▶ **Records for this exercise**
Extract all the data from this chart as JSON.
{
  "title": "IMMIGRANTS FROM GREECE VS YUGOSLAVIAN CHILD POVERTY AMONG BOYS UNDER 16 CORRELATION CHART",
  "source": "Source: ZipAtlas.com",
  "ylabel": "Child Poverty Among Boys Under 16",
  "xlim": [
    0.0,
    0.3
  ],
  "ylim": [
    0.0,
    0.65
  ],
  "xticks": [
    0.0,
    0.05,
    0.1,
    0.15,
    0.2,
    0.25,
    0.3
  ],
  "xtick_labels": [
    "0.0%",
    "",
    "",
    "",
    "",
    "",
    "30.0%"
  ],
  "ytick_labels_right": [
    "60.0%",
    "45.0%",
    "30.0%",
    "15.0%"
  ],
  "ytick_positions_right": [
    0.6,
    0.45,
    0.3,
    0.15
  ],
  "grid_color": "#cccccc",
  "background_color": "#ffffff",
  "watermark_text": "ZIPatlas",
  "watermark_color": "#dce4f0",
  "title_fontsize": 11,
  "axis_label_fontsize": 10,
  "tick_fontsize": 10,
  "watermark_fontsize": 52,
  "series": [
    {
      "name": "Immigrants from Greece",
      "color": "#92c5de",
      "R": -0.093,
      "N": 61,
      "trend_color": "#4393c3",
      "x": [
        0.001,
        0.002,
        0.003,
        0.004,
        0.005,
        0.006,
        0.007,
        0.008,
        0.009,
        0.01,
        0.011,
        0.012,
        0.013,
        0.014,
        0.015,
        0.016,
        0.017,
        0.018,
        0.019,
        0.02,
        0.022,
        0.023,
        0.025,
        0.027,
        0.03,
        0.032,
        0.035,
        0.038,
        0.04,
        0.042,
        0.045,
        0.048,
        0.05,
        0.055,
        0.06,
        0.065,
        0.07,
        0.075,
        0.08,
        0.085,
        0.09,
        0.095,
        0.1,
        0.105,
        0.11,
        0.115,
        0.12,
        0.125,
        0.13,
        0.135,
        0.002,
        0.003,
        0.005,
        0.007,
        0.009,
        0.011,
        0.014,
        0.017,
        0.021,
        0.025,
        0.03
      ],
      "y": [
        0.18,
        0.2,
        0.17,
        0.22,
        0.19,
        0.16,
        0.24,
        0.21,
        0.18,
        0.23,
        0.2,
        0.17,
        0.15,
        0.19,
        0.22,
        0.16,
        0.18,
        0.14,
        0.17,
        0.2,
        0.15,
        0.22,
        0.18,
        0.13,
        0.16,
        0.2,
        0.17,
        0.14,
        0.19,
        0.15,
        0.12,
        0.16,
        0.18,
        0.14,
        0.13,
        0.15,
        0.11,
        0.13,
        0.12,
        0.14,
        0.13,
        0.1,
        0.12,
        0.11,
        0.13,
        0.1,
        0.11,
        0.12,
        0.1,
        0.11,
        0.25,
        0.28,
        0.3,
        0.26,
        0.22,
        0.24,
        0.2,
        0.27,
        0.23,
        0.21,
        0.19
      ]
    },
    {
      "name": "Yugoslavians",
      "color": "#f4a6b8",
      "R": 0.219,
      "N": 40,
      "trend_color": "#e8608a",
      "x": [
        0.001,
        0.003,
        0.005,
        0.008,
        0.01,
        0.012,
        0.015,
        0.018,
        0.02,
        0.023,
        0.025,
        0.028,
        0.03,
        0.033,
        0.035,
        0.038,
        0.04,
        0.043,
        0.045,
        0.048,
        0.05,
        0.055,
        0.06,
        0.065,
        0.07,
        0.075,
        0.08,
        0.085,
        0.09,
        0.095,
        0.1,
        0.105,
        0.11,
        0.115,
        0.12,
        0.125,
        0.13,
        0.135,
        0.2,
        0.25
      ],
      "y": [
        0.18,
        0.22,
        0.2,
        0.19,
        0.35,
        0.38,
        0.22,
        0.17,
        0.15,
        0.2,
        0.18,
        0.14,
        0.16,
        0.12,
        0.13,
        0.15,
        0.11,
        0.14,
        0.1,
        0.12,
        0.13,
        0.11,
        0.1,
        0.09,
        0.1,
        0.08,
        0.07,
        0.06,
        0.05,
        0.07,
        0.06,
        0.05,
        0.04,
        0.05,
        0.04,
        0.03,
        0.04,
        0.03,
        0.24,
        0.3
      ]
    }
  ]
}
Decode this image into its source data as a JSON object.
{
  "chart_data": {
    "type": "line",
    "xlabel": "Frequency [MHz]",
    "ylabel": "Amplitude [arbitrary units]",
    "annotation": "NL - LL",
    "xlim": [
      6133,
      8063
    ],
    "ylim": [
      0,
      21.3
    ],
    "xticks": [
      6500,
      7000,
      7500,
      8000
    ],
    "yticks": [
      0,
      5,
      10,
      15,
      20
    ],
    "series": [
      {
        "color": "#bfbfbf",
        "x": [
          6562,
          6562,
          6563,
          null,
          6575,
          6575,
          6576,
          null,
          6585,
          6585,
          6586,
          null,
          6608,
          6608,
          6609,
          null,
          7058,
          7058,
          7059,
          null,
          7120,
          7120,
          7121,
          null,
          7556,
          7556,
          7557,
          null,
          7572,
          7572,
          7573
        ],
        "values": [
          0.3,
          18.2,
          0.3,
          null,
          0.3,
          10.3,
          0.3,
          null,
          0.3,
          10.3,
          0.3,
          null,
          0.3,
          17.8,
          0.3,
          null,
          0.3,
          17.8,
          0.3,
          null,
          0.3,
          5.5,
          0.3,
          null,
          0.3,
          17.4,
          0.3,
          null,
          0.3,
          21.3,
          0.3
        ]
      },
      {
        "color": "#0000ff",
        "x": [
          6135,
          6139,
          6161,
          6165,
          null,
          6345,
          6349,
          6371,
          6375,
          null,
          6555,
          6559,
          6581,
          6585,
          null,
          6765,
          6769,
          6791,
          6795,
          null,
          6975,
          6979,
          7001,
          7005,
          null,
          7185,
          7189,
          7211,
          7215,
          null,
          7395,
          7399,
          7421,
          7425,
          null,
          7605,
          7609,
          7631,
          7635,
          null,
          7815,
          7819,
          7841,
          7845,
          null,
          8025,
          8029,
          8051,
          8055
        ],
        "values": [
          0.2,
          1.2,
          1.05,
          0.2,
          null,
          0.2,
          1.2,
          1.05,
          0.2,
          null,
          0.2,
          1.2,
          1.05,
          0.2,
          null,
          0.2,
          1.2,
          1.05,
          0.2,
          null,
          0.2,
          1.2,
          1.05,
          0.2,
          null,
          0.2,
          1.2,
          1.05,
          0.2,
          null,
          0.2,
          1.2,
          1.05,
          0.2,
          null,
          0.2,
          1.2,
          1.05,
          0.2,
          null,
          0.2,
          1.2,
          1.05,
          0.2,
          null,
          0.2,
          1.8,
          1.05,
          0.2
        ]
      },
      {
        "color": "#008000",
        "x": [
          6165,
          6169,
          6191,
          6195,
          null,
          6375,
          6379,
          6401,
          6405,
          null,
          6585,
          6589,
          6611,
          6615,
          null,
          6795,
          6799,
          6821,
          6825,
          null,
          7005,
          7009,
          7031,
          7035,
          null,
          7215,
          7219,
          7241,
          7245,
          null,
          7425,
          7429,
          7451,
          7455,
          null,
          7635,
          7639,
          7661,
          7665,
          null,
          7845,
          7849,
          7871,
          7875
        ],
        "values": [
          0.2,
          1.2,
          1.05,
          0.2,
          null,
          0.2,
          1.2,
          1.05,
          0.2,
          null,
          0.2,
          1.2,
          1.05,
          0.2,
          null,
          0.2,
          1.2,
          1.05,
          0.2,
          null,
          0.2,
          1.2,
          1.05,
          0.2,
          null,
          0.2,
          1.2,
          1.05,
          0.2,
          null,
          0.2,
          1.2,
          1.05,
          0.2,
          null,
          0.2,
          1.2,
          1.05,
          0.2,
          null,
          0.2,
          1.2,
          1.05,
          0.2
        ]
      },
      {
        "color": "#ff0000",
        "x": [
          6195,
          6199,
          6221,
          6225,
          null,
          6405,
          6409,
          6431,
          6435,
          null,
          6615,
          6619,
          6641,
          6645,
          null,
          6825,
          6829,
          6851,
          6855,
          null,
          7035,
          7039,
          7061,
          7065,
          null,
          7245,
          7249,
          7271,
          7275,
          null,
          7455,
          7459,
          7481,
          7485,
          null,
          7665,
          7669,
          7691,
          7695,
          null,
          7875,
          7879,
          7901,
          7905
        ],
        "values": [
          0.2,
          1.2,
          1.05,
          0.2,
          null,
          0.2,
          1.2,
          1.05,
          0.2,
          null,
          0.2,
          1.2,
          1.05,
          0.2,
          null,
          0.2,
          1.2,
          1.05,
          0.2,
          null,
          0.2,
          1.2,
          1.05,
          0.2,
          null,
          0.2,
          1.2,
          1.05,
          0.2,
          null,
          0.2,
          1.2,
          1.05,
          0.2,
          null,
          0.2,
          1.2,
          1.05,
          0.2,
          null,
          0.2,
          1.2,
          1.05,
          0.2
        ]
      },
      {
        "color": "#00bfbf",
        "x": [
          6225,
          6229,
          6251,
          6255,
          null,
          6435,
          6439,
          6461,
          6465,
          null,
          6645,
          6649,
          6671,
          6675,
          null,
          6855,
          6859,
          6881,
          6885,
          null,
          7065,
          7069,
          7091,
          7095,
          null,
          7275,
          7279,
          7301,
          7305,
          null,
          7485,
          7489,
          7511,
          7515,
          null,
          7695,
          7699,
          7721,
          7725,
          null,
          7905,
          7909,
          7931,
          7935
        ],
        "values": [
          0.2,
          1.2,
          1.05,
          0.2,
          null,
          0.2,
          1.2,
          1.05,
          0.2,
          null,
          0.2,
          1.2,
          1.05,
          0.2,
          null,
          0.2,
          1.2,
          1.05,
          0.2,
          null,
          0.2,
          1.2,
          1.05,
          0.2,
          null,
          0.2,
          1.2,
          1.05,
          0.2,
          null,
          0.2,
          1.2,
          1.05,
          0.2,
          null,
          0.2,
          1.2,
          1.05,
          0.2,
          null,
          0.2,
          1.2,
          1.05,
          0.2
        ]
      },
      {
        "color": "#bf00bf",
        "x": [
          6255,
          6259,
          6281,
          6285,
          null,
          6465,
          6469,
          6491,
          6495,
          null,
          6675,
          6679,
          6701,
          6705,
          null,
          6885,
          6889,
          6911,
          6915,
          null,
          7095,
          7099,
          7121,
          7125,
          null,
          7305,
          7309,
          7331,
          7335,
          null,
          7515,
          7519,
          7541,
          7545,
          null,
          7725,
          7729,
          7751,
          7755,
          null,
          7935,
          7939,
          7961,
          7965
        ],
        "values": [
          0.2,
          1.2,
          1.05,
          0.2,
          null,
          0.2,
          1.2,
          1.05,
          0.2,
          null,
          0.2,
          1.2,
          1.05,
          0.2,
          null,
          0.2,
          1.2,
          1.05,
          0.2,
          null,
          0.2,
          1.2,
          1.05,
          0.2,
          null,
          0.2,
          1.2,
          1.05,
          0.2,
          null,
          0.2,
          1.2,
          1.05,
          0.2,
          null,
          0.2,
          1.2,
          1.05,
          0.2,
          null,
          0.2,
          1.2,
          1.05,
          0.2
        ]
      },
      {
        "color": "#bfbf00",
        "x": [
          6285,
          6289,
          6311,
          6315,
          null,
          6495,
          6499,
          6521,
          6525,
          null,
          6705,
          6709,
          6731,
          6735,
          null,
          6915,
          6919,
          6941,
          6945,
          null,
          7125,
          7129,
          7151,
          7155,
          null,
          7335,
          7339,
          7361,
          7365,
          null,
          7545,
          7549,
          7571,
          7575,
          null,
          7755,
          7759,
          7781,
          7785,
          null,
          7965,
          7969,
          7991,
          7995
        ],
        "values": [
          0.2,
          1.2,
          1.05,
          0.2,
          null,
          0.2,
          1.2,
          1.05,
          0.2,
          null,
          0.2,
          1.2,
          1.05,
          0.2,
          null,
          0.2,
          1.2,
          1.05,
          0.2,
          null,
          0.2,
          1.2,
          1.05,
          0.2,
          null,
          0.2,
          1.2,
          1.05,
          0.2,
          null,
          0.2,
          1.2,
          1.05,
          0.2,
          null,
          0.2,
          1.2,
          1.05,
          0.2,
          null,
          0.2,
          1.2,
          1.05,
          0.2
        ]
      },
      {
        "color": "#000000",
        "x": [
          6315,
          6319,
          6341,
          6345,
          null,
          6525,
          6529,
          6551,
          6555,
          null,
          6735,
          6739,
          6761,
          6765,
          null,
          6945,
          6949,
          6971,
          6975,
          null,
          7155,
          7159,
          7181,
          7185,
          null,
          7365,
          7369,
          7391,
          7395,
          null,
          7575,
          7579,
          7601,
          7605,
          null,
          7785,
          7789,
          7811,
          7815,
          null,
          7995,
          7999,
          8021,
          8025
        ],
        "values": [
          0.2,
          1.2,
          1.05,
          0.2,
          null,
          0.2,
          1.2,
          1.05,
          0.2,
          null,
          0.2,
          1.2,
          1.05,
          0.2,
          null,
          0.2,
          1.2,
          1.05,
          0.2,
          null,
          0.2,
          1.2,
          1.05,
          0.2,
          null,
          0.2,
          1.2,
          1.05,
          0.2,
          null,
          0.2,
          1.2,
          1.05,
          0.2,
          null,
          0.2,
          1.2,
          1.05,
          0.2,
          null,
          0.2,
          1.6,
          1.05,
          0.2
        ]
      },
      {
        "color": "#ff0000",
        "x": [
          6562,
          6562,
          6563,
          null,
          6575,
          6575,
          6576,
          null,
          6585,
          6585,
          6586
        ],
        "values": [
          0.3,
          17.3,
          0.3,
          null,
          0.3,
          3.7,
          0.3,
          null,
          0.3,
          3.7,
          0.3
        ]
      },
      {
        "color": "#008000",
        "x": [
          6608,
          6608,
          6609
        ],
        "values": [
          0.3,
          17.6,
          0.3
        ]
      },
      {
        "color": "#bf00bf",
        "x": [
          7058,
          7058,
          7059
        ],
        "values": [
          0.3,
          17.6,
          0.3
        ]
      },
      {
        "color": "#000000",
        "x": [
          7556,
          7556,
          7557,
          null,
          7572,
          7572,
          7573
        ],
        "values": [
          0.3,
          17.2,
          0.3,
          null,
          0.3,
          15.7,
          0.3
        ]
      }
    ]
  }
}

▶ **Request**
Copy each line of the preceding data that contains the string "name".

▶ **Task result**
      "name": "Immigrants from Greece",
      "name": "Yugoslavians",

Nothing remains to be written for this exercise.